**Goal**
Reproduce the entries below in full, word for word.

————————

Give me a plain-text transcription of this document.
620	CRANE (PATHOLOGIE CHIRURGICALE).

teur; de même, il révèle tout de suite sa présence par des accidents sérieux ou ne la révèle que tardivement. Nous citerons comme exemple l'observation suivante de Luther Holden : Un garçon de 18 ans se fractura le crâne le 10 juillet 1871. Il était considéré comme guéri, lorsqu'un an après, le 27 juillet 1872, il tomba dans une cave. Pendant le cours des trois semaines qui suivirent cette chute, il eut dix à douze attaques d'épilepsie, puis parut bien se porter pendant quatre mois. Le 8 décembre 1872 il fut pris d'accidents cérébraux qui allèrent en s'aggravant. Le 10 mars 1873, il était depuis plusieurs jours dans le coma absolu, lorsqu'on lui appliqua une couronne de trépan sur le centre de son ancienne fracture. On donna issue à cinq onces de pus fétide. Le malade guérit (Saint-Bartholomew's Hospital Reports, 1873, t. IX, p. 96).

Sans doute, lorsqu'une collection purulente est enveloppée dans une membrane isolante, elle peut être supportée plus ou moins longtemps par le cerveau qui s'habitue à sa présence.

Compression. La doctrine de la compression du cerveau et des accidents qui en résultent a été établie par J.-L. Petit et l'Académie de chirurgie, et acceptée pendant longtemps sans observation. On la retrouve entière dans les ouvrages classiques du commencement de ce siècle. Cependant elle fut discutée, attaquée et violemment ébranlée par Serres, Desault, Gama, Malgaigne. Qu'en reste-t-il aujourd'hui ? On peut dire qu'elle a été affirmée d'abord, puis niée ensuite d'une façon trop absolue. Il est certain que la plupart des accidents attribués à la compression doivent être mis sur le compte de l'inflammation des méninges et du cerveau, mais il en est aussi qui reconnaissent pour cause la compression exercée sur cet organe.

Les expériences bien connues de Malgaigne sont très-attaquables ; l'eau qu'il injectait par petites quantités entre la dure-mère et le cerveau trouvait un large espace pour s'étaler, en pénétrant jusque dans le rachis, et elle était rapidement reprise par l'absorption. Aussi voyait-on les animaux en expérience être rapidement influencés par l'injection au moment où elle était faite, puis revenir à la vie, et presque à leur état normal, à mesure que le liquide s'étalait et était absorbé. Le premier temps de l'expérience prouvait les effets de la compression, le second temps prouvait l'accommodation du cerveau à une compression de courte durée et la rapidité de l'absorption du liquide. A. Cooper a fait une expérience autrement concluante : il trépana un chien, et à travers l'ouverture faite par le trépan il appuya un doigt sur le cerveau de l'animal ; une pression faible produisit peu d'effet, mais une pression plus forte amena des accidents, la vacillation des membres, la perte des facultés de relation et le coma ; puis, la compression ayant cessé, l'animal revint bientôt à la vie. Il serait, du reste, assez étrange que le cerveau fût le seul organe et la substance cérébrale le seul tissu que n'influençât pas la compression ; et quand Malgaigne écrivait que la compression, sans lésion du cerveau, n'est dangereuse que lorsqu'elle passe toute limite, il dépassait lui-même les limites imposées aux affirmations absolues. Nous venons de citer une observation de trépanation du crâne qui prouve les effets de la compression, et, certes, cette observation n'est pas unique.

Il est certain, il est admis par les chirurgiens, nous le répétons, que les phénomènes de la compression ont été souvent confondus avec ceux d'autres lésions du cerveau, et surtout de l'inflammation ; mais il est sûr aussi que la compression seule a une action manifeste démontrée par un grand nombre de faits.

————————

**The answer**
Give me a plain-text transcription of this document.
620	CRANE (PATHOLOGIE CHIRURGICALE).

teur; de même, il révèle tout de suite sa présence par des accidents sérieux ou ne la révèle que tardivement. Nous citerons comme exemple l'observation suivante de Luther Holden : Un garçon de 18 ans se fractura le crâne le 10 juillet 1871. Il était considéré comme guéri, lorsqu'un an après, le 27 juillet 1872, il tomba dans une cave. Pendant le cours des trois semaines qui suivirent cette chute, il eut dix à douze attaques d'épilepsie, puis parut bien se porter pendant quatre mois. Le 8 décembre 1872 il fut pris d'accidents cérébraux qui allèrent en s'aggravant. Le 10 mars 1873, il était depuis plusieurs jours dans le coma absolu, lorsqu'on lui appliqua une couronne de trépan sur le centre de son ancienne fracture. On donna issue à cinq onces de pus fétide. Le malade guérit (Saint-Bartholomew's Hospital Reports, 1873, t. IX, p. 96).

Sans doute, lorsqu'une collection purulente est enveloppée dans une membrane isolante, elle peut être supportée plus ou moins longtemps par le cerveau qui s'habitue à sa présence.

Compression. La doctrine de la compression du cerveau et des accidents qui en résultent a été établie par J.-L. Petit et l'Académie de chirurgie, et acceptée pendant longtemps sans observation. On la retrouve entière dans les ouvrages classiques du commencement de ce siècle. Cependant elle fut discutée, attaquée et violemment ébranlée par Serres, Desault, Gama, Malgaigne. Qu'en reste-t-il aujourd'hui ? On peut dire qu'elle a été affirmée d'abord, puis niée ensuite d'une façon trop absolue. Il est certain que la plupart des accidents attribués à la compression doivent être mis sur le compte de l'inflammation des méninges et du cerveau, mais il en est aussi qui reconnaissent pour cause la compression exercée sur cet organe.

Les expériences bien connues de Malgaigne sont très-attaquables ; l'eau qu'il injectait par petites quantités entre la dure-mère et le cerveau trouvait un large espace pour s'étaler, en pénétrant jusque dans le rachis, et elle était rapidement reprise par l'absorption. Aussi voyait-on les animaux en expérience être rapidement influencés par l'injection au moment où elle était faite, puis revenir à la vie, et presque à leur état normal, à mesure que le liquide s'étalait et était absorbé. Le premier temps de l'expérience prouvait les effets de la compression, le second temps prouvait l'accommodation du cerveau à une compression de courte durée et la rapidité de l'absorption du liquide. A. Cooper a fait une expérience autrement concluante : il trépana un chien, et à travers l'ouverture faite par le trépan il appuya un doigt sur le cerveau de l'animal ; une pression faible produisit peu d'effet, mais une pression plus forte amena des accidents, la vacillation des membres, la perte des facultés de relation et le coma ; puis, la compression ayant cessé, l'animal revint bientôt à la vie. Il serait, du reste, assez étrange que le cerveau fût le seul organe et la substance cérébrale le seul tissu que n'influençât pas la compression ; et quand Malgaigne écrivait que la compression, sans lésion du cerveau, n'est dangereuse que lorsqu'elle passe toute limite, il dépassait lui-même les limites imposées aux affirmations absolues. Nous venons de citer une observation de trépanation du crâne qui prouve les effets de la compression, et, certes, cette observation n'est pas unique.

Il est certain, il est admis par les chirurgiens, nous le répétons, que les phénomènes de la compression ont été souvent confondus avec ceux d'autres lésions du cerveau, et surtout de l'inflammation ; mais il est sûr aussi que la compression seule a une action manifeste démontrée par un grand nombre de faits.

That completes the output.